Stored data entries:
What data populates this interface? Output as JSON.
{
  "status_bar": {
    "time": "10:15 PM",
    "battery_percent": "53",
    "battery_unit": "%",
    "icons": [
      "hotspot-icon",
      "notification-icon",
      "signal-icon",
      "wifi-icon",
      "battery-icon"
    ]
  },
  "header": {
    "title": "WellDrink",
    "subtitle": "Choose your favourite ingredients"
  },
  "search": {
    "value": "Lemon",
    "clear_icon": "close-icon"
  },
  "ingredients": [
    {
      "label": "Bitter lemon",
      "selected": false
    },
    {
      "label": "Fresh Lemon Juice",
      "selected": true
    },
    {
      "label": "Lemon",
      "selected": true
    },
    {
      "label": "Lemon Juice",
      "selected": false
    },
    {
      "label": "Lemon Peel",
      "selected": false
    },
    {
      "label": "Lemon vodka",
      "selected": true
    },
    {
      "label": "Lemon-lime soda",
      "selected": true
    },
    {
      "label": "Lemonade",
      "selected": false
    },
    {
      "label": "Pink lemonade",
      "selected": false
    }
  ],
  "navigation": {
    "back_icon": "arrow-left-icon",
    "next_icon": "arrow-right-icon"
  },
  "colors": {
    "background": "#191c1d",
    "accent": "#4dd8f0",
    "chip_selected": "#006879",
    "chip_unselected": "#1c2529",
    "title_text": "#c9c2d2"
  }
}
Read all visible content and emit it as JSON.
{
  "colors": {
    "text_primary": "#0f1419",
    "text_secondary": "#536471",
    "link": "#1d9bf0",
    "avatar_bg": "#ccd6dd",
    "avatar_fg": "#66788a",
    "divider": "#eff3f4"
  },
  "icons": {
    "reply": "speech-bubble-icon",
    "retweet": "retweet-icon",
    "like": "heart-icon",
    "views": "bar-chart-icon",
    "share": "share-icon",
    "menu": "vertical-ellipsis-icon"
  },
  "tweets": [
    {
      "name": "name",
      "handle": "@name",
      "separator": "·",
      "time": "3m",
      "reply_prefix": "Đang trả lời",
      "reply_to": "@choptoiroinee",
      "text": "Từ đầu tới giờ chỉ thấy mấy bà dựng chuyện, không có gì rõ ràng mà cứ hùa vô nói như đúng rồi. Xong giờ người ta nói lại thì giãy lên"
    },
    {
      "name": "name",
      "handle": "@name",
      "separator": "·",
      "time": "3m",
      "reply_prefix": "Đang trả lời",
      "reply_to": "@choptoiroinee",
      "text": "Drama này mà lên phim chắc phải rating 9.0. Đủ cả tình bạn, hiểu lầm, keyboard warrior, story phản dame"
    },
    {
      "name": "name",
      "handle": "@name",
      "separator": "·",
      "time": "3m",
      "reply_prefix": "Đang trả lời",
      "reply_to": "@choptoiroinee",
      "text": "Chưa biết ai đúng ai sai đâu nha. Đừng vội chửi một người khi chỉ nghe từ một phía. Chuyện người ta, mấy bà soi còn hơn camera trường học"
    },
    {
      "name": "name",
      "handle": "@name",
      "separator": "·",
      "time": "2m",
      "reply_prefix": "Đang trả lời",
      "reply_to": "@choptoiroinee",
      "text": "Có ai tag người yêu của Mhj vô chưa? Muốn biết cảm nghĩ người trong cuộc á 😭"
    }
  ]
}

* WHAT YOU WILL DO *
Can you give every line above again, exactly as written?

* SOLUTION TO THIS PROBLEM *
What data populates this interface? Output as JSON.
{
  "status_bar": {
    "time": "10:15 PM",
    "battery_percent": "53",
    "battery_unit": "%",
    "icons": [
      "hotspot-icon",
      "notification-icon",
      "signal-icon",
      "wifi-icon",
      "battery-icon"
    ]
  },
  "header": {
    "title": "WellDrink",
    "subtitle": "Choose your favourite ingredients"
  },
  "search": {
    "value": "Lemon",
    "clear_icon": "close-icon"
  },
  "ingredients": [
    {
      "label": "Bitter lemon",
      "selected": false
    },
    {
      "label": "Fresh Lemon Juice",
      "selected": true
    },
    {
      "label": "Lemon",
      "selected": true
    },
    {
      "label": "Lemon Juice",
      "selected": false
    },
    {
      "label": "Lemon Peel",
      "selected": false
    },
    {
      "label": "Lemon vodka",
      "selected": true
    },
    {
      "label": "Lemon-lime soda",
      "selected": true
    },
    {
      "label": "Lemonade",
      "selected": false
    },
    {
      "label": "Pink lemonade",
      "selected": false
    }
  ],
  "navigation": {
    "back_icon": "arrow-left-icon",
    "next_icon": "arrow-right-icon"
  },
  "colors": {
    "background": "#191c1d",
    "accent": "#4dd8f0",
    "chip_selected": "#006879",
    "chip_unselected": "#1c2529",
    "title_text": "#c9c2d2"
  }
}
Read all visible content and emit it as JSON.
{
  "colors": {
    "text_primary": "#0f1419",
    "text_secondary": "#536471",
    "link": "#1d9bf0",
    "avatar_bg": "#ccd6dd",
    "avatar_fg": "#66788a",
    "divider": "#eff3f4"
  },
  "icons": {
    "reply": "speech-bubble-icon",
    "retweet": "retweet-icon",
    "like": "heart-icon",
    "views": "bar-chart-icon",
    "share": "share-icon",
    "menu": "vertical-ellipsis-icon"
  },
  "tweets": [
    {
      "name": "name",
      "handle": "@name",
      "separator": "·",
      "time": "3m",
      "reply_prefix": "Đang trả lời",
      "reply_to": "@choptoiroinee",
      "text": "Từ đầu tới giờ chỉ thấy mấy bà dựng chuyện, không có gì rõ ràng mà cứ hùa vô nói như đúng rồi. Xong giờ người ta nói lại thì giãy lên"
    },
    {
      "name": "name",
      "handle": "@name",
      "separator": "·",
      "time": "3m",
      "reply_prefix": "Đang trả lời",
      "reply_to": "@choptoiroinee",
      "text": "Drama này mà lên phim chắc phải rating 9.0. Đủ cả tình bạn, hiểu lầm, keyboard warrior, story phản dame"
    },
    {
      "name": "name",
      "handle": "@name",
      "separator": "·",
      "time": "3m",
      "reply_prefix": "Đang trả lời",
      "reply_to": "@choptoiroinee",
      "text": "Chưa biết ai đúng ai sai đâu nha. Đừng vội chửi một người khi chỉ nghe từ một phía. Chuyện người ta, mấy bà soi còn hơn camera trường học"
    },
    {
      "name": "name",
      "handle": "@name",
      "separator": "·",
      "time": "2m",
      "reply_prefix": "Đang trả lời",
      "reply_to": "@choptoiroinee",
      "text": "Có ai tag người yêu của Mhj vô chưa? Muốn biết cảm nghĩ người trong cuộc á 😭"
    }
  ]
}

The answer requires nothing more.